** Start of Records for the task **

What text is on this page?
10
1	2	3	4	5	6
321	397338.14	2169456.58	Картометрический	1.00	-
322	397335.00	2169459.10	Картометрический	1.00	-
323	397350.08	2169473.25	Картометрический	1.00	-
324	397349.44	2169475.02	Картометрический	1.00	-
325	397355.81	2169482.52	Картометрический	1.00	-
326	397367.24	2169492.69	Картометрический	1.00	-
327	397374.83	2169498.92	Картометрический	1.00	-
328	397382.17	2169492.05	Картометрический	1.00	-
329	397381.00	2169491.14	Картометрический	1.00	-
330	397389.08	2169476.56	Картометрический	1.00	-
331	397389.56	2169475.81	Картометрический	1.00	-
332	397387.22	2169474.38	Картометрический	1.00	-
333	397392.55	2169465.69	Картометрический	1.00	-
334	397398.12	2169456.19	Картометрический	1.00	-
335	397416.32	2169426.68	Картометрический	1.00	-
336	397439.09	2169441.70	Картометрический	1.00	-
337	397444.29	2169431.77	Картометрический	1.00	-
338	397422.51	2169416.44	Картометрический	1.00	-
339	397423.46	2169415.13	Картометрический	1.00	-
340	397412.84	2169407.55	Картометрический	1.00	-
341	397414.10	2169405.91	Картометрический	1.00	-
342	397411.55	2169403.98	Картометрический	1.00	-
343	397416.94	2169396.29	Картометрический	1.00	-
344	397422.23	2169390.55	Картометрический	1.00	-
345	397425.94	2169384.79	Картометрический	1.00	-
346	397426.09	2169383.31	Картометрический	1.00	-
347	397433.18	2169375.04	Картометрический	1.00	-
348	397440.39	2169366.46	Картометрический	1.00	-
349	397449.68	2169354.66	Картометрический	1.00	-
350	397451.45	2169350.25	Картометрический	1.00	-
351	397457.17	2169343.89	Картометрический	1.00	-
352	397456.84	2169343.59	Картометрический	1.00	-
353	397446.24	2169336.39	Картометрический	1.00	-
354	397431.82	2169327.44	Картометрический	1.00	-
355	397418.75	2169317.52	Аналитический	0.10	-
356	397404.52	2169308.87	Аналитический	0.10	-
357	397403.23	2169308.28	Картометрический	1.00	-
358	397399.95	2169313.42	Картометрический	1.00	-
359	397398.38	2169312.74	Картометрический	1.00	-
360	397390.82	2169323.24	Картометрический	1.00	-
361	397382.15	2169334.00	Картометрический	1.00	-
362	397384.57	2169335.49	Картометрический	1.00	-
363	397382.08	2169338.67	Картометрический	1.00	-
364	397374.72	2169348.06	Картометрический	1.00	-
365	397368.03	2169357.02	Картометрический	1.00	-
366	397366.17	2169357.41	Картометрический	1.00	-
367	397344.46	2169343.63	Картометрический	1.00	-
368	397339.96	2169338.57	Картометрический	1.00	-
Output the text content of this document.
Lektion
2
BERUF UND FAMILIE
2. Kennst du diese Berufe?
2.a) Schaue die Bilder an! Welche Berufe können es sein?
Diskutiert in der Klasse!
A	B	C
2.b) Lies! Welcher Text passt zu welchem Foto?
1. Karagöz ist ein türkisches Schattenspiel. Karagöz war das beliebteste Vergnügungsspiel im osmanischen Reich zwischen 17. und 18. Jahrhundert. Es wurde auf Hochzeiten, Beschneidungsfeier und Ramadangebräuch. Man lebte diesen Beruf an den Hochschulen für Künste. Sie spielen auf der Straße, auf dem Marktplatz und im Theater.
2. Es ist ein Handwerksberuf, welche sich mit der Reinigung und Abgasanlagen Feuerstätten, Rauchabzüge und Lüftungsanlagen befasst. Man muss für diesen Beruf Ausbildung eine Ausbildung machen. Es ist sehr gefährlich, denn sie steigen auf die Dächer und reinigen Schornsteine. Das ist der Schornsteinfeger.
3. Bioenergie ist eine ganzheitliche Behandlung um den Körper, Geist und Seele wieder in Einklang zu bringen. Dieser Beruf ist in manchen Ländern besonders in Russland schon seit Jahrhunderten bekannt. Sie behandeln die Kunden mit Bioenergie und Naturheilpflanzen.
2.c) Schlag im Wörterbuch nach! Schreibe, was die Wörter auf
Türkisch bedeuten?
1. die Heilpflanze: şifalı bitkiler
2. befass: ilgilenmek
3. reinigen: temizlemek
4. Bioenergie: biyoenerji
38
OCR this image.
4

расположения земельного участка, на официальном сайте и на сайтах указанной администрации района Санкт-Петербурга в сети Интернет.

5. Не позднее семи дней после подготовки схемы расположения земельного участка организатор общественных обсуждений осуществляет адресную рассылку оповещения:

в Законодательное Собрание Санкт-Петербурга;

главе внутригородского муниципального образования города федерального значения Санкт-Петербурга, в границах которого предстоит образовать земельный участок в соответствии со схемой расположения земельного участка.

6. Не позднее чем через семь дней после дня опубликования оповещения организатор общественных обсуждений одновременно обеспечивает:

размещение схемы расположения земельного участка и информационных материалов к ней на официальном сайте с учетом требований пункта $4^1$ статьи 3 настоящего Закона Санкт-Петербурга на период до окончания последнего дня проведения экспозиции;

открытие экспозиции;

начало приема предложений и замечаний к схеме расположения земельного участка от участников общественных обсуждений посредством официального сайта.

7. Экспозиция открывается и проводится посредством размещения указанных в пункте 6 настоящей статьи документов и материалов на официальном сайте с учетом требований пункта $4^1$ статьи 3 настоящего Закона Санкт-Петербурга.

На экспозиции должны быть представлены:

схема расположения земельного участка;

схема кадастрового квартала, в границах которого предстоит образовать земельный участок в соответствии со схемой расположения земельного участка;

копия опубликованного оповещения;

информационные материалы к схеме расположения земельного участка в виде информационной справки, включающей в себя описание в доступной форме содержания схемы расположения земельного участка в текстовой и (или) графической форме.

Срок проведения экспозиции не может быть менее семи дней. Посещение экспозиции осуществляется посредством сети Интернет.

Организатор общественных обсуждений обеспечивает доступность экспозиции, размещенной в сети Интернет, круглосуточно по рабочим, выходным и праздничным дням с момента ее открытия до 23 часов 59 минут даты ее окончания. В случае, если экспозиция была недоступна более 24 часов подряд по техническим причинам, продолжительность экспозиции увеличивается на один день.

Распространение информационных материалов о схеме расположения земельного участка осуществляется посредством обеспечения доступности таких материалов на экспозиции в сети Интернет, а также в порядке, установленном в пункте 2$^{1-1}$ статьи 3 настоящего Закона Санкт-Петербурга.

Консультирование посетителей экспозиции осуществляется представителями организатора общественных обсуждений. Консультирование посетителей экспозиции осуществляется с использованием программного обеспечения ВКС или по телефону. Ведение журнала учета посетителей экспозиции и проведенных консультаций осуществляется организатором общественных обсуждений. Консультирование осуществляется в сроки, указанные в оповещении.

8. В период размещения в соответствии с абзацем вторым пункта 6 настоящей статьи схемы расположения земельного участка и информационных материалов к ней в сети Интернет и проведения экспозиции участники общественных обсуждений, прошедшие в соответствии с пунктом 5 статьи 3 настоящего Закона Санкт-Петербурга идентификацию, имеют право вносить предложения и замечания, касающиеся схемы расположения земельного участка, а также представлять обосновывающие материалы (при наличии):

** End of Records for the task **

__Written exercise__.
Each entry must be reproduced verbatim.

__Solution for this exercise__.
What text is on this page?
10
1	2	3	4	5	6
321	397338.14	2169456.58	Картометрический	1.00	-
322	397335.00	2169459.10	Картометрический	1.00	-
323	397350.08	2169473.25	Картометрический	1.00	-
324	397349.44	2169475.02	Картометрический	1.00	-
325	397355.81	2169482.52	Картометрический	1.00	-
326	397367.24	2169492.69	Картометрический	1.00	-
327	397374.83	2169498.92	Картометрический	1.00	-
328	397382.17	2169492.05	Картометрический	1.00	-
329	397381.00	2169491.14	Картометрический	1.00	-
330	397389.08	2169476.56	Картометрический	1.00	-
331	397389.56	2169475.81	Картометрический	1.00	-
332	397387.22	2169474.38	Картометрический	1.00	-
333	397392.55	2169465.69	Картометрический	1.00	-
334	397398.12	2169456.19	Картометрический	1.00	-
335	397416.32	2169426.68	Картометрический	1.00	-
336	397439.09	2169441.70	Картометрический	1.00	-
337	397444.29	2169431.77	Картометрический	1.00	-
338	397422.51	2169416.44	Картометрический	1.00	-
339	397423.46	2169415.13	Картометрический	1.00	-
340	397412.84	2169407.55	Картометрический	1.00	-
341	397414.10	2169405.91	Картометрический	1.00	-
342	397411.55	2169403.98	Картометрический	1.00	-
343	397416.94	2169396.29	Картометрический	1.00	-
344	397422.23	2169390.55	Картометрический	1.00	-
345	397425.94	2169384.79	Картометрический	1.00	-
346	397426.09	2169383.31	Картометрический	1.00	-
347	397433.18	2169375.04	Картометрический	1.00	-
348	397440.39	2169366.46	Картометрический	1.00	-
349	397449.68	2169354.66	Картометрический	1.00	-
350	397451.45	2169350.25	Картометрический	1.00	-
351	397457.17	2169343.89	Картометрический	1.00	-
352	397456.84	2169343.59	Картометрический	1.00	-
353	397446.24	2169336.39	Картометрический	1.00	-
354	397431.82	2169327.44	Картометрический	1.00	-
355	397418.75	2169317.52	Аналитический	0.10	-
356	397404.52	2169308.87	Аналитический	0.10	-
357	397403.23	2169308.28	Картометрический	1.00	-
358	397399.95	2169313.42	Картометрический	1.00	-
359	397398.38	2169312.74	Картометрический	1.00	-
360	397390.82	2169323.24	Картометрический	1.00	-
361	397382.15	2169334.00	Картометрический	1.00	-
362	397384.57	2169335.49	Картометрический	1.00	-
363	397382.08	2169338.67	Картометрический	1.00	-
364	397374.72	2169348.06	Картометрический	1.00	-
365	397368.03	2169357.02	Картометрический	1.00	-
366	397366.17	2169357.41	Картометрический	1.00	-
367	397344.46	2169343.63	Картометрический	1.00	-
368	397339.96	2169338.57	Картометрический	1.00	-
Output the text content of this document.
Lektion
2
BERUF UND FAMILIE
2. Kennst du diese Berufe?
2.a) Schaue die Bilder an! Welche Berufe können es sein?
Diskutiert in der Klasse!
A	B	C
2.b) Lies! Welcher Text passt zu welchem Foto?
1. Karagöz ist ein türkisches Schattenspiel. Karagöz war das beliebteste Vergnügungsspiel im osmanischen Reich zwischen 17. und 18. Jahrhundert. Es wurde auf Hochzeiten, Beschneidungsfeier und Ramadangebräuch. Man lebte diesen Beruf an den Hochschulen für Künste. Sie spielen auf der Straße, auf dem Marktplatz und im Theater.
2. Es ist ein Handwerksberuf, welche sich mit der Reinigung und Abgasanlagen Feuerstätten, Rauchabzüge und Lüftungsanlagen befasst. Man muss für diesen Beruf Ausbildung eine Ausbildung machen. Es ist sehr gefährlich, denn sie steigen auf die Dächer und reinigen Schornsteine. Das ist der Schornsteinfeger.
3. Bioenergie ist eine ganzheitliche Behandlung um den Körper, Geist und Seele wieder in Einklang zu bringen. Dieser Beruf ist in manchen Ländern besonders in Russland schon seit Jahrhunderten bekannt. Sie behandeln die Kunden mit Bioenergie und Naturheilpflanzen.
2.c) Schlag im Wörterbuch nach! Schreibe, was die Wörter auf
Türkisch bedeuten?
1. die Heilpflanze: şifalı bitkiler
2. befass: ilgilenmek
3. reinigen: temizlemek
4. Bioenergie: biyoenerji
38
OCR this image.
4

расположения земельного участка, на официальном сайте и на сайтах указанной администрации района Санкт-Петербурга в сети Интернет.

5. Не позднее семи дней после подготовки схемы расположения земельного участка организатор общественных обсуждений осуществляет адресную рассылку оповещения:

в Законодательное Собрание Санкт-Петербурга;

главе внутригородского муниципального образования города федерального значения Санкт-Петербурга, в границах которого предстоит образовать земельный участок в соответствии со схемой расположения земельного участка.

6. Не позднее чем через семь дней после дня опубликования оповещения организатор общественных обсуждений одновременно обеспечивает:

размещение схемы расположения земельного участка и информационных материалов к ней на официальном сайте с учетом требований пункта $4^1$ статьи 3 настоящего Закона Санкт-Петербурга на период до окончания последнего дня проведения экспозиции;

открытие экспозиции;

начало приема предложений и замечаний к схеме расположения земельного участка от участников общественных обсуждений посредством официального сайта.

7. Экспозиция открывается и проводится посредством размещения указанных в пункте 6 настоящей статьи документов и материалов на официальном сайте с учетом требований пункта $4^1$ статьи 3 настоящего Закона Санкт-Петербурга.

На экспозиции должны быть представлены:

схема расположения земельного участка;

схема кадастрового квартала, в границах которого предстоит образовать земельный участок в соответствии со схемой расположения земельного участка;

копия опубликованного оповещения;

информационные материалы к схеме расположения земельного участка в виде информационной справки, включающей в себя описание в доступной форме содержания схемы расположения земельного участка в текстовой и (или) графической форме.

Срок проведения экспозиции не может быть менее семи дней. Посещение экспозиции осуществляется посредством сети Интернет.

Организатор общественных обсуждений обеспечивает доступность экспозиции, размещенной в сети Интернет, круглосуточно по рабочим, выходным и праздничным дням с момента ее открытия до 23 часов 59 минут даты ее окончания. В случае, если экспозиция была недоступна более 24 часов подряд по техническим причинам, продолжительность экспозиции увеличивается на один день.

Распространение информационных материалов о схеме расположения земельного участка осуществляется посредством обеспечения доступности таких материалов на экспозиции в сети Интернет, а также в порядке, установленном в пункте 2$^{1-1}$ статьи 3 настоящего Закона Санкт-Петербурга.

Консультирование посетителей экспозиции осуществляется представителями организатора общественных обсуждений. Консультирование посетителей экспозиции осуществляется с использованием программного обеспечения ВКС или по телефону. Ведение журнала учета посетителей экспозиции и проведенных консультаций осуществляется организатором общественных обсуждений. Консультирование осуществляется в сроки, указанные в оповещении.

8. В период размещения в соответствии с абзацем вторым пункта 6 настоящей статьи схемы расположения земельного участка и информационных материалов к ней в сети Интернет и проведения экспозиции участники общественных обсуждений, прошедшие в соответствии с пунктом 5 статьи 3 настоящего Закона Санкт-Петербурга идентификацию, имеют право вносить предложения и замечания, касающиеся схемы расположения земельного участка, а также представлять обосновывающие материалы (при наличии):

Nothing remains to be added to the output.